* _Aim of the task_: Write out the full set of records exactly. Any pictures in them do not belong in the copy.
* start Records for this task *
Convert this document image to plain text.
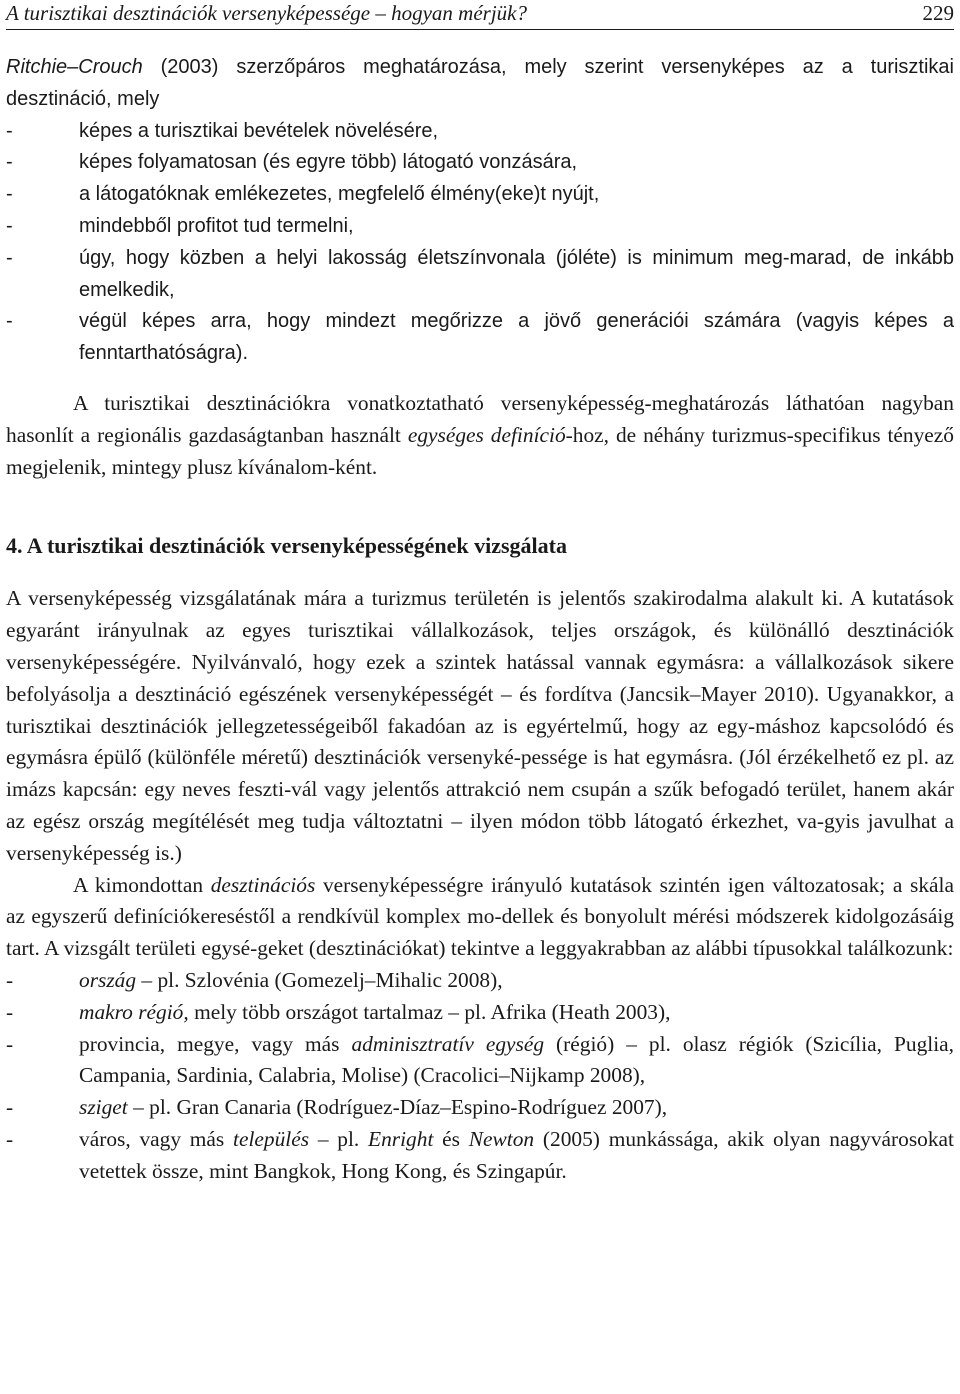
A turisztikai desztinációk versenyképessége – hogyan mérjük?	229

Ritchie–Crouch (2003) szerzőpáros meghatározása, mely szerint versenyképes az a turisztikai desztináció, mely

-	képes a turisztikai bevételek növelésére,
-	képes folyamatosan (és egyre több) látogató vonzására,
-	a látogatóknak emlékezetes, megfelelő élmény(eke)t nyújt,
-	mindebből profitot tud termelni,
-	úgy, hogy közben a helyi lakosság életszínvonala (jóléte) is minimum meg-marad, de inkább emelkedik,
-	végül képes arra, hogy mindezt megőrizze a jövő generációi számára (vagyis képes a fenntarthatóságra).

A turisztikai desztinációkra vonatkoztatható versenyképesség-meghatározás láthatóan nagyban hasonlít a regionális gazdaságtanban használt egységes definíció-hoz, de néhány turizmus-specifikus tényező megjelenik, mintegy plusz kívánalom-ként.

4. A turisztikai desztinációk versenyképességének vizsgálata

A versenyképesség vizsgálatának mára a turizmus területén is jelentős szakirodalma alakult ki. A kutatások egyaránt irányulnak az egyes turisztikai vállalkozások, teljes országok, és különálló desztinációk versenyképességére. Nyilvánvaló, hogy ezek a szintek hatással vannak egymásra: a vállalkozások sikere befolyásolja a desztináció egészének versenyképességét – és fordítva (Jancsik–Mayer 2010). Ugyanakkor, a turisztikai desztinációk jellegzetességeiből fakadóan az is egyértelmű, hogy az egy-máshoz kapcsolódó és egymásra épülő (különféle méretű) desztinációk versenyké-pessége is hat egymásra. (Jól érzékelhető ez pl. az imázs kapcsán: egy neves feszti-vál vagy jelentős attrakció nem csupán a szűk befogadó terület, hanem akár az egész ország megítélését meg tudja változtatni – ilyen módon több látogató érkezhet, va-gyis javulhat a versenyképesség is.)

A kimondottan desztinációs versenyképességre irányuló kutatások szintén igen változatosak; a skála az egyszerű definíciókereséstől a rendkívül komplex mo-dellek és bonyolult mérési módszerek kidolgozásáig tart. A vizsgált területi egysé-geket (desztinációkat) tekintve a leggyakrabban az alábbi típusokkal találkozunk:

-	ország – pl. Szlovénia (Gomezelj–Mihalic 2008),
-	makro régió, mely több országot tartalmaz – pl. Afrika (Heath 2003),
-	provincia, megye, vagy más adminisztratív egység (régió) – pl. olasz régiók (Szicília, Puglia, Campania, Sardinia, Calabria, Molise) (Cracolici–Nijkamp 2008),
-	sziget – pl. Gran Canaria (Rodríguez-Díaz–Espino-Rodríguez 2007),
-	város, vagy más település – pl. Enright és Newton (2005) munkássága, akik olyan nagyvárosokat vetettek össze, mint Bangkok, Hong Kong, és Szingapúr.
* end Records for this task *
* _Solved exercise_:
Convert this document image to plain text.
A turisztikai desztinációk versenyképessége – hogyan mérjük?	229

Ritchie–Crouch (2003) szerzőpáros meghatározása, mely szerint versenyképes az a turisztikai desztináció, mely

-	képes a turisztikai bevételek növelésére,
-	képes folyamatosan (és egyre több) látogató vonzására,
-	a látogatóknak emlékezetes, megfelelő élmény(eke)t nyújt,
-	mindebből profitot tud termelni,
-	úgy, hogy közben a helyi lakosság életszínvonala (jóléte) is minimum meg-marad, de inkább emelkedik,
-	végül képes arra, hogy mindezt megőrizze a jövő generációi számára (vagyis képes a fenntarthatóságra).

A turisztikai desztinációkra vonatkoztatható versenyképesség-meghatározás láthatóan nagyban hasonlít a regionális gazdaságtanban használt egységes definíció-hoz, de néhány turizmus-specifikus tényező megjelenik, mintegy plusz kívánalom-ként.

4. A turisztikai desztinációk versenyképességének vizsgálata

A versenyképesség vizsgálatának mára a turizmus területén is jelentős szakirodalma alakult ki. A kutatások egyaránt irányulnak az egyes turisztikai vállalkozások, teljes országok, és különálló desztinációk versenyképességére. Nyilvánvaló, hogy ezek a szintek hatással vannak egymásra: a vállalkozások sikere befolyásolja a desztináció egészének versenyképességét – és fordítva (Jancsik–Mayer 2010). Ugyanakkor, a turisztikai desztinációk jellegzetességeiből fakadóan az is egyértelmű, hogy az egy-máshoz kapcsolódó és egymásra épülő (különféle méretű) desztinációk versenyké-pessége is hat egymásra. (Jól érzékelhető ez pl. az imázs kapcsán: egy neves feszti-vál vagy jelentős attrakció nem csupán a szűk befogadó terület, hanem akár az egész ország megítélését meg tudja változtatni – ilyen módon több látogató érkezhet, va-gyis javulhat a versenyképesség is.)

A kimondottan desztinációs versenyképességre irányuló kutatások szintén igen változatosak; a skála az egyszerű definíciókereséstől a rendkívül komplex mo-dellek és bonyolult mérési módszerek kidolgozásáig tart. A vizsgált területi egysé-geket (desztinációkat) tekintve a leggyakrabban az alábbi típusokkal találkozunk:

-	ország – pl. Szlovénia (Gomezelj–Mihalic 2008),
-	makro régió, mely több országot tartalmaz – pl. Afrika (Heath 2003),
-	provincia, megye, vagy más adminisztratív egység (régió) – pl. olasz régiók (Szicília, Puglia, Campania, Sardinia, Calabria, Molise) (Cracolici–Nijkamp 2008),
-	sziget – pl. Gran Canaria (Rodríguez-Díaz–Espino-Rodríguez 2007),
-	város, vagy más település – pl. Enright és Newton (2005) munkássága, akik olyan nagyvárosokat vetettek össze, mint Bangkok, Hong Kong, és Szingapúr.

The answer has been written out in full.